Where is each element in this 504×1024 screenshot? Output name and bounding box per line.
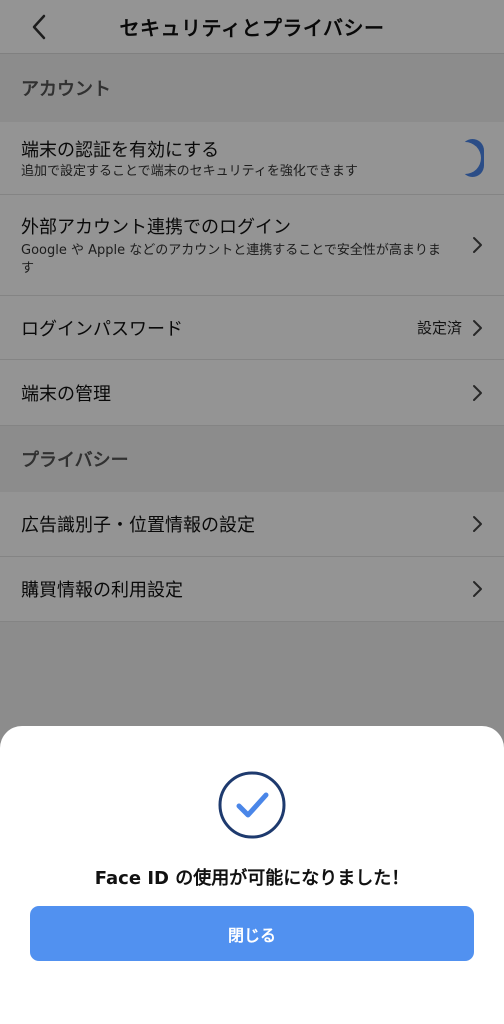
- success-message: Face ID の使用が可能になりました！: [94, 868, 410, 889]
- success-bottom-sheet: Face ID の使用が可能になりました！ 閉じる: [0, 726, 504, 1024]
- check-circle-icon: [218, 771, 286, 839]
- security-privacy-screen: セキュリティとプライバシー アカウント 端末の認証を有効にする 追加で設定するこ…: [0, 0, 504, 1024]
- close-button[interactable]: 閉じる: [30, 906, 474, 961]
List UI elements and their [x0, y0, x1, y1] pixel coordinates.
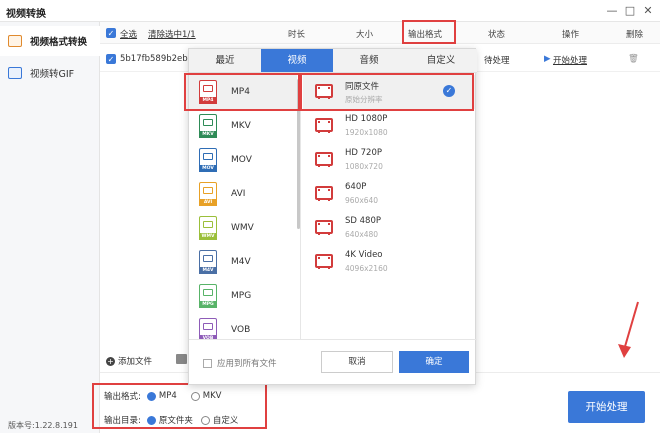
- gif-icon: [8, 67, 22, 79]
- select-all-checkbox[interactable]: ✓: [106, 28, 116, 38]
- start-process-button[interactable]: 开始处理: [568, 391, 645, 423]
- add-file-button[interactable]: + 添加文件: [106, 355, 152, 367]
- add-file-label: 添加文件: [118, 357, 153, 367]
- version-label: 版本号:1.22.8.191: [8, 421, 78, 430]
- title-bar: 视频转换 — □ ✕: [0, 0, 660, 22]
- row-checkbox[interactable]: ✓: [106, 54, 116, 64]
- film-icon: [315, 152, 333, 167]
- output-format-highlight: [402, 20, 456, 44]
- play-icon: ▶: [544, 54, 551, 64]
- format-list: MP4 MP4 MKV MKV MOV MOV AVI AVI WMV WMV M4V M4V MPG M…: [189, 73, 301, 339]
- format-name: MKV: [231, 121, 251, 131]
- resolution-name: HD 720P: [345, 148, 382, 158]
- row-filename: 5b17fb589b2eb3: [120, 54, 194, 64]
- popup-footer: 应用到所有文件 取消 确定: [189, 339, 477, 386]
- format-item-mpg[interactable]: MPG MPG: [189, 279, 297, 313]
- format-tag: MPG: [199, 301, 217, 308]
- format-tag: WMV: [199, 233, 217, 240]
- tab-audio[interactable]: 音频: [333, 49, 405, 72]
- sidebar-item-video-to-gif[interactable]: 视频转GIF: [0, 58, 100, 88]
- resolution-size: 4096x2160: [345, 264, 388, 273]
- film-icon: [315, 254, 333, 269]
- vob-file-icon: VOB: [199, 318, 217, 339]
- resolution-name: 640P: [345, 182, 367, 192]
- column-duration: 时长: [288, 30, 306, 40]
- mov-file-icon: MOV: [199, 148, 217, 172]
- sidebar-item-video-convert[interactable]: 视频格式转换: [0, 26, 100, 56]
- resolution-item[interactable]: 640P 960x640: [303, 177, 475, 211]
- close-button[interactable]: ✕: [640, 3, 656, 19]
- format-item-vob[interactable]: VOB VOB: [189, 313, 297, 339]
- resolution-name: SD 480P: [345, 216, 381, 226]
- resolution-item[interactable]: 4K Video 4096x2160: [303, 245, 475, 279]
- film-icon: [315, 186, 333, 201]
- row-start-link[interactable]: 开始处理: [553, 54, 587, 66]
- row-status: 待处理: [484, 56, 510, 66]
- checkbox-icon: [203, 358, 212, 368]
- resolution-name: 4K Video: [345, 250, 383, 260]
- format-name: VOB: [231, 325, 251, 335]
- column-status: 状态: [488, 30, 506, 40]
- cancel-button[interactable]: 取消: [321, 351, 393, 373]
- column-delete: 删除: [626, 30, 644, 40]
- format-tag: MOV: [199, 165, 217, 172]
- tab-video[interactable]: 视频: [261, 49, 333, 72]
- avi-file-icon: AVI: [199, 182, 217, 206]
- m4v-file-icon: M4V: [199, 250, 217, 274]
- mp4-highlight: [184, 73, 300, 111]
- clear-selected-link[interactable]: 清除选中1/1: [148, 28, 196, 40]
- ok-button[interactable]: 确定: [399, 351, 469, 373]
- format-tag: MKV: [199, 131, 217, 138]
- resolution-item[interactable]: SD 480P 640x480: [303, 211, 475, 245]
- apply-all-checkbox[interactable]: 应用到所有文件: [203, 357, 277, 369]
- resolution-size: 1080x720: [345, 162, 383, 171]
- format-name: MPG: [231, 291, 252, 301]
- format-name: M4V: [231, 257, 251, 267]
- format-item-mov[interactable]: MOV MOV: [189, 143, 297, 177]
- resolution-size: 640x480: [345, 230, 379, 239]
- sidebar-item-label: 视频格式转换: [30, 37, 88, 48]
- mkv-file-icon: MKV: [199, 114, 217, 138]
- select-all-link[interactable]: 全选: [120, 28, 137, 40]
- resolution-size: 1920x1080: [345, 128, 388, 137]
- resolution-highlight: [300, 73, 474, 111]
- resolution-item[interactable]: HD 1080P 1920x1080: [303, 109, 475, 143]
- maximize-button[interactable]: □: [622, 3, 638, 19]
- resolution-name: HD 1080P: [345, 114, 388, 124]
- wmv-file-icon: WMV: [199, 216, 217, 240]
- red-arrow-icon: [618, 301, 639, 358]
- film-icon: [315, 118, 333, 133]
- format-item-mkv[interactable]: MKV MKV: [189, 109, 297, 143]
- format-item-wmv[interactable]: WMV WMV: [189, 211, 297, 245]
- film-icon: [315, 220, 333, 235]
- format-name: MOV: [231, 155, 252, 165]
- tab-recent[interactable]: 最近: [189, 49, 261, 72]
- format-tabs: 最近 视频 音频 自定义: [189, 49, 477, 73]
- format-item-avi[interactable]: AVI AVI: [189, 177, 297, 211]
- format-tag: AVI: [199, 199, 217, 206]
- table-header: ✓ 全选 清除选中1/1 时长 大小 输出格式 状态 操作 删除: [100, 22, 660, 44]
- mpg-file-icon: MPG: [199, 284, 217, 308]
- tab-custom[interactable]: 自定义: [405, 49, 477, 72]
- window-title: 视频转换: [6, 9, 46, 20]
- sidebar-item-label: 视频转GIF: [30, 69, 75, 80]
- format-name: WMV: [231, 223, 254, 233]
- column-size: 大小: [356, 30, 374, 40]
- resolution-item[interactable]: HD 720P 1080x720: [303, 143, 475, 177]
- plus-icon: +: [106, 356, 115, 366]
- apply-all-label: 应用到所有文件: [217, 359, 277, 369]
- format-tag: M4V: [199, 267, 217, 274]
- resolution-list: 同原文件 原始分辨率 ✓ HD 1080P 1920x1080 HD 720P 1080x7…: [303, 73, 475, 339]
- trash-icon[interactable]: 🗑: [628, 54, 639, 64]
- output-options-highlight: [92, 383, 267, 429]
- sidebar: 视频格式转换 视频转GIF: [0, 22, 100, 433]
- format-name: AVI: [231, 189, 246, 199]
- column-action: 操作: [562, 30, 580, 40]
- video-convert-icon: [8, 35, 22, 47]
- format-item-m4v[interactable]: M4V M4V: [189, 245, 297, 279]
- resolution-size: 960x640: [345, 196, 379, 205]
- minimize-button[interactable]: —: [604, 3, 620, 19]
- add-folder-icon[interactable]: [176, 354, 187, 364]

##########

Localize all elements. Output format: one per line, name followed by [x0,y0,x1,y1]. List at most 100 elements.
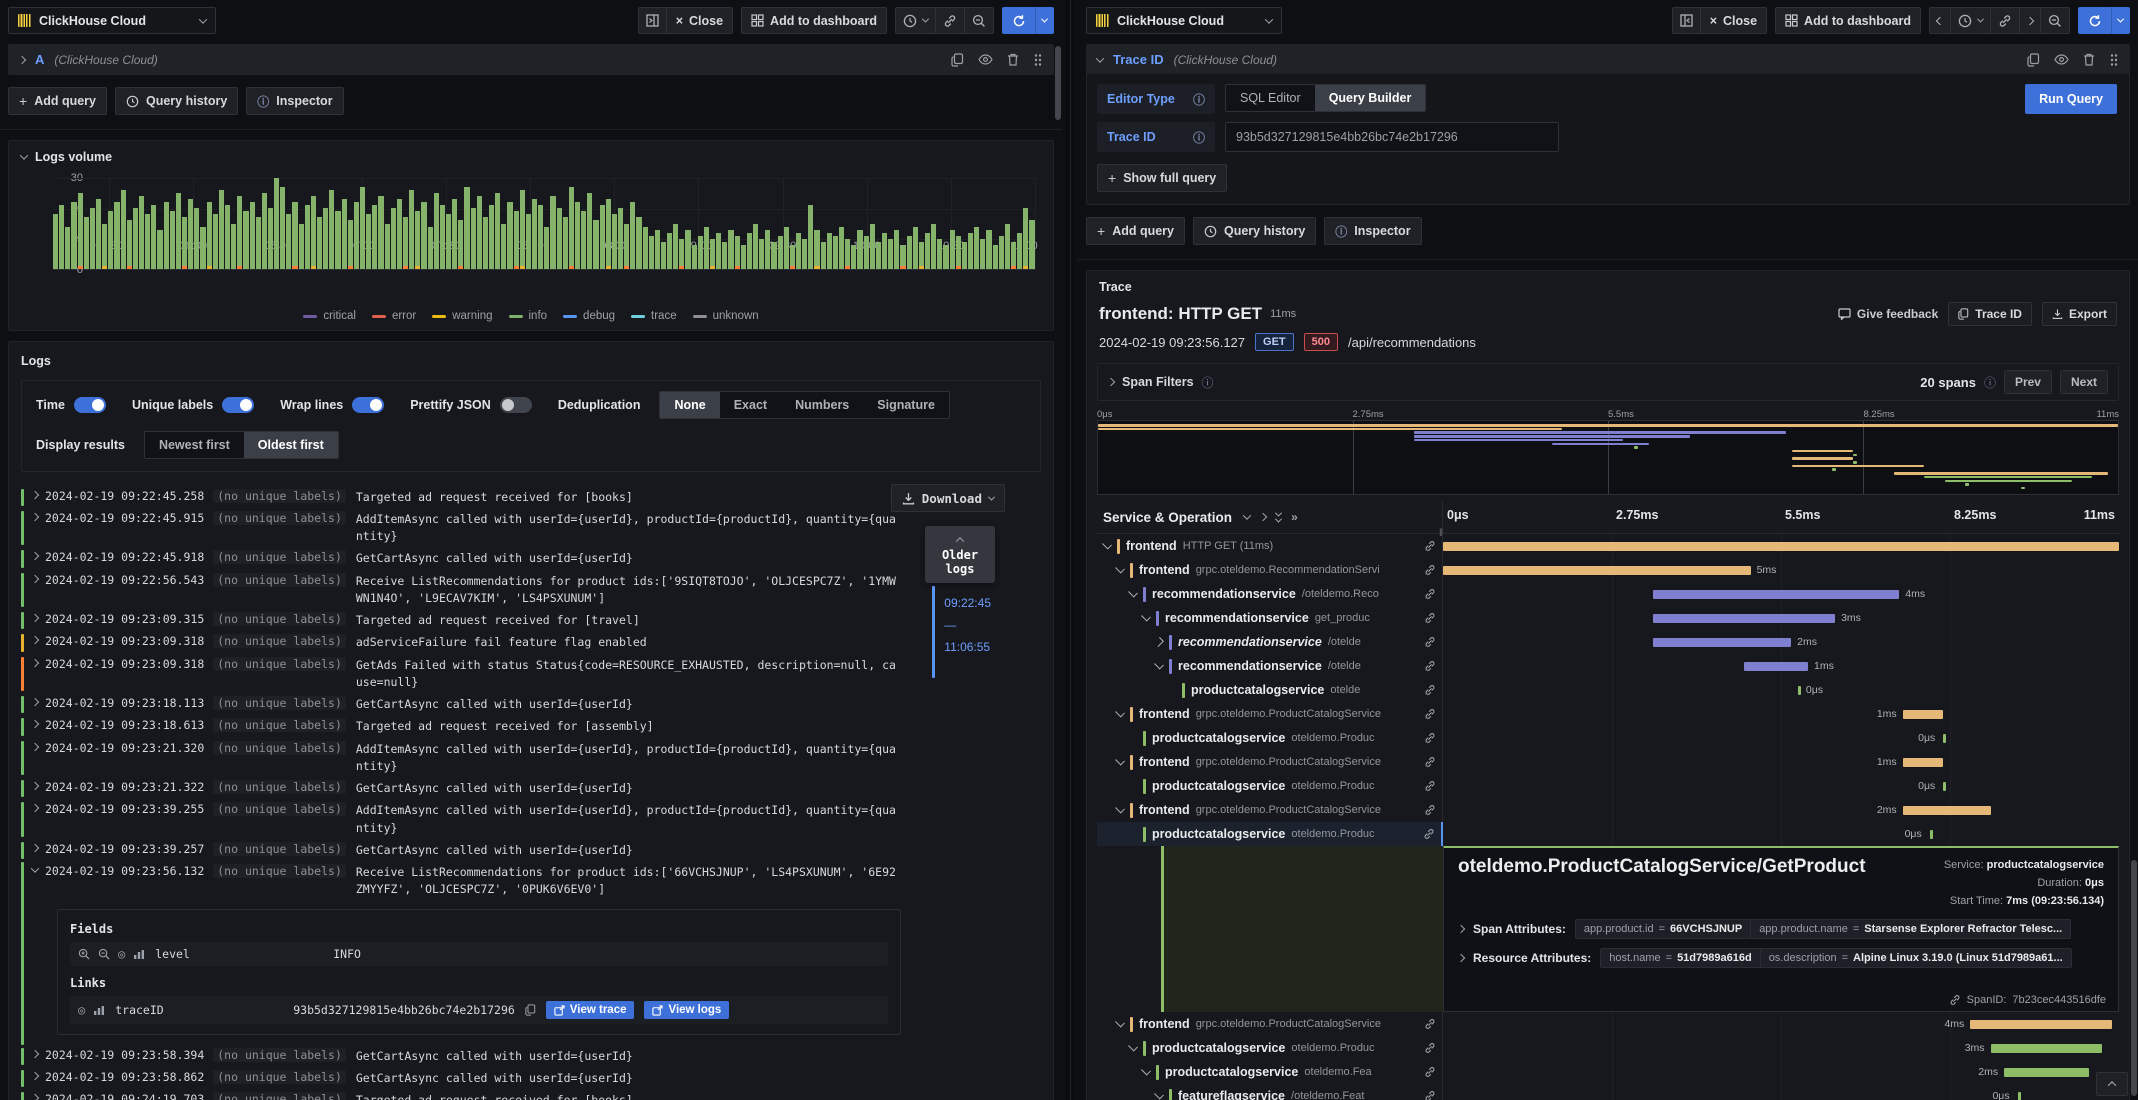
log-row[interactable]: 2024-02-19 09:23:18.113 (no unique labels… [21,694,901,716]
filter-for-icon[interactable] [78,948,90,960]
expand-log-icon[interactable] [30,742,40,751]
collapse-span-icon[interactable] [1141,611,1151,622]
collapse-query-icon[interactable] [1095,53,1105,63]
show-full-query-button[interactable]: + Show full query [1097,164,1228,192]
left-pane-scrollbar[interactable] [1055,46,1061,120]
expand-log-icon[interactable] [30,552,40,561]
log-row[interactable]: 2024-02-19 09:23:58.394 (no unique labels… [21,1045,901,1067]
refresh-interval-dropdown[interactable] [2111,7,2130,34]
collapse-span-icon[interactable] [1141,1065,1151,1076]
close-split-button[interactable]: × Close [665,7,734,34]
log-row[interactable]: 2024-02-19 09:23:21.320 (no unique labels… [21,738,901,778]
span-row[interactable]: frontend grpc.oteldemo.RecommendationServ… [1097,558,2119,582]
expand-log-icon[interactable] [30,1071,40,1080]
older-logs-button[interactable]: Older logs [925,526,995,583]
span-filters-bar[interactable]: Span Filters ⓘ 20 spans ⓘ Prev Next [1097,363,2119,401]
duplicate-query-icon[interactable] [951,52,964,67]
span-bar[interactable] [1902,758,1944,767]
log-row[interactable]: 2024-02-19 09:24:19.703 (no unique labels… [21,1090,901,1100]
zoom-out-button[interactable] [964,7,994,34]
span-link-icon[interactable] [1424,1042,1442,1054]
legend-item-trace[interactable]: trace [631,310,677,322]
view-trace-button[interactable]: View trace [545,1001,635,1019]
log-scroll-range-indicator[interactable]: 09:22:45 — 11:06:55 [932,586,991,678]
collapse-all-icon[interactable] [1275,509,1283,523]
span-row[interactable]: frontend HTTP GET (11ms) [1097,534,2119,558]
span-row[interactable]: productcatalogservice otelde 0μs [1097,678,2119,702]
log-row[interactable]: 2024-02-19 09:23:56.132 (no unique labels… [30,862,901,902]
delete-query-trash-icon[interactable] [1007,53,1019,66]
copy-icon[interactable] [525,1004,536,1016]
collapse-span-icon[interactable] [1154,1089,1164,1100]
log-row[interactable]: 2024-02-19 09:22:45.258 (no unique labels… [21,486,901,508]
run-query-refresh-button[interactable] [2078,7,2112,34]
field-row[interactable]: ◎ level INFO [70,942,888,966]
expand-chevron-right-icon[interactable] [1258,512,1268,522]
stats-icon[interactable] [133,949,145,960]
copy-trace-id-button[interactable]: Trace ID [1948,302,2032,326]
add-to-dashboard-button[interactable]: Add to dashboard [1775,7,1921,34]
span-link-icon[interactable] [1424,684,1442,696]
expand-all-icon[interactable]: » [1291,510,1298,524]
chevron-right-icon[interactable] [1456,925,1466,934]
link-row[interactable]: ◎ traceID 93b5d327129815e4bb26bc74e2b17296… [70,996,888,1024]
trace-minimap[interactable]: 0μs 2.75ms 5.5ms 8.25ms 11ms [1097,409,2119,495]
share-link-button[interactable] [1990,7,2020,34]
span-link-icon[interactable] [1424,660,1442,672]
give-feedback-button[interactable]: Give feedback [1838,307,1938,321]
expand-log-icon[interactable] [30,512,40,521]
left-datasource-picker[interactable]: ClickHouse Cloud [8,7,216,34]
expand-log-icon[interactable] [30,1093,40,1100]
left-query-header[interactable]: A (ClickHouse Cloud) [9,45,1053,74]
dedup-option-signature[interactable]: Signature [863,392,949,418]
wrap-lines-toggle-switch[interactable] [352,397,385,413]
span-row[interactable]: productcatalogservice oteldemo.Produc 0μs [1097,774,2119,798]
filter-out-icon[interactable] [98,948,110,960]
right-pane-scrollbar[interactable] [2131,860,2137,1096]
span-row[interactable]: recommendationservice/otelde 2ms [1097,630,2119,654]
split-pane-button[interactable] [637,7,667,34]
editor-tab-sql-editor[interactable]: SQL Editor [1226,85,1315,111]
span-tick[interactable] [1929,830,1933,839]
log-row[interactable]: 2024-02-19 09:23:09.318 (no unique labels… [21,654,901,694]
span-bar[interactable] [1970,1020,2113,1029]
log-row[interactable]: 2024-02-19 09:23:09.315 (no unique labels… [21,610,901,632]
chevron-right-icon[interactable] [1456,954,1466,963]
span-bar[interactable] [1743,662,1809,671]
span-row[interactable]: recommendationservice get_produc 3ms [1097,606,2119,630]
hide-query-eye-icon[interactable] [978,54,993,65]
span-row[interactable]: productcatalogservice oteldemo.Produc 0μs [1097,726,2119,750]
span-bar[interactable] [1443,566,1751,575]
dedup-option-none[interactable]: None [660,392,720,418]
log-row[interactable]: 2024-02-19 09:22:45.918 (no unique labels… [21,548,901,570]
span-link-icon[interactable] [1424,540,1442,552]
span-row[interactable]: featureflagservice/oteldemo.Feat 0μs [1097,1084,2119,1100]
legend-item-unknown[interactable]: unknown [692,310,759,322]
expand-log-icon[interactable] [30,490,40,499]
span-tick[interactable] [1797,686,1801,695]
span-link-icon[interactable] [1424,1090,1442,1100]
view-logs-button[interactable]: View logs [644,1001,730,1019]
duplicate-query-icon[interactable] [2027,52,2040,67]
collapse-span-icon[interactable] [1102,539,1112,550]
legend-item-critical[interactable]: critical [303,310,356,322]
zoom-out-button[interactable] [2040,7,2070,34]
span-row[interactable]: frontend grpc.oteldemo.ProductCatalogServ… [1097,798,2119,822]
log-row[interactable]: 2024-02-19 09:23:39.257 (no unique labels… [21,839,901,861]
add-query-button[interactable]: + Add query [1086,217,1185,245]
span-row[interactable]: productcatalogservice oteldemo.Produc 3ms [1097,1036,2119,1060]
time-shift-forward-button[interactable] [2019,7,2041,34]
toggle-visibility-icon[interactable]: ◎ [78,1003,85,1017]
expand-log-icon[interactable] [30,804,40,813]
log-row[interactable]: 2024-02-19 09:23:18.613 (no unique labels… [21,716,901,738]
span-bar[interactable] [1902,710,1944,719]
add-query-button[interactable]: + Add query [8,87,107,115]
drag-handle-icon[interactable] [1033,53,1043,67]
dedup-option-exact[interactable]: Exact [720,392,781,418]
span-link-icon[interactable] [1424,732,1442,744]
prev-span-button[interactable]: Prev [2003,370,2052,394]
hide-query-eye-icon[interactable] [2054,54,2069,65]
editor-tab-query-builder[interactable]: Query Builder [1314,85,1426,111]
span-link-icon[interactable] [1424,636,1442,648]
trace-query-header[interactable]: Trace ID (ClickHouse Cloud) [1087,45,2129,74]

##########

- [Direction]: Repeat the part of the listing that opens with the line containing "- success-message: Face" and closes with the line containing "List UI elements", keeping every character as it appears.

- [Complete output]:
- success-message: Face ID の使用が可能になりました！: [94, 868, 410, 889]
- success-bottom-sheet: Face ID の使用が可能になりました！ 閉じる: [0, 726, 504, 1024]
- check-circle-icon: [218, 771, 286, 839]
- security-privacy-screen: セキュリティとプライバシー アカウント 端末の認証を有効にする 追加で設定するこ…: [0, 0, 504, 1024]
- close-button[interactable]: 閉じる: [30, 906, 474, 961]
List UI elements and their [x0, y0, x1, y1] pixel coordinates.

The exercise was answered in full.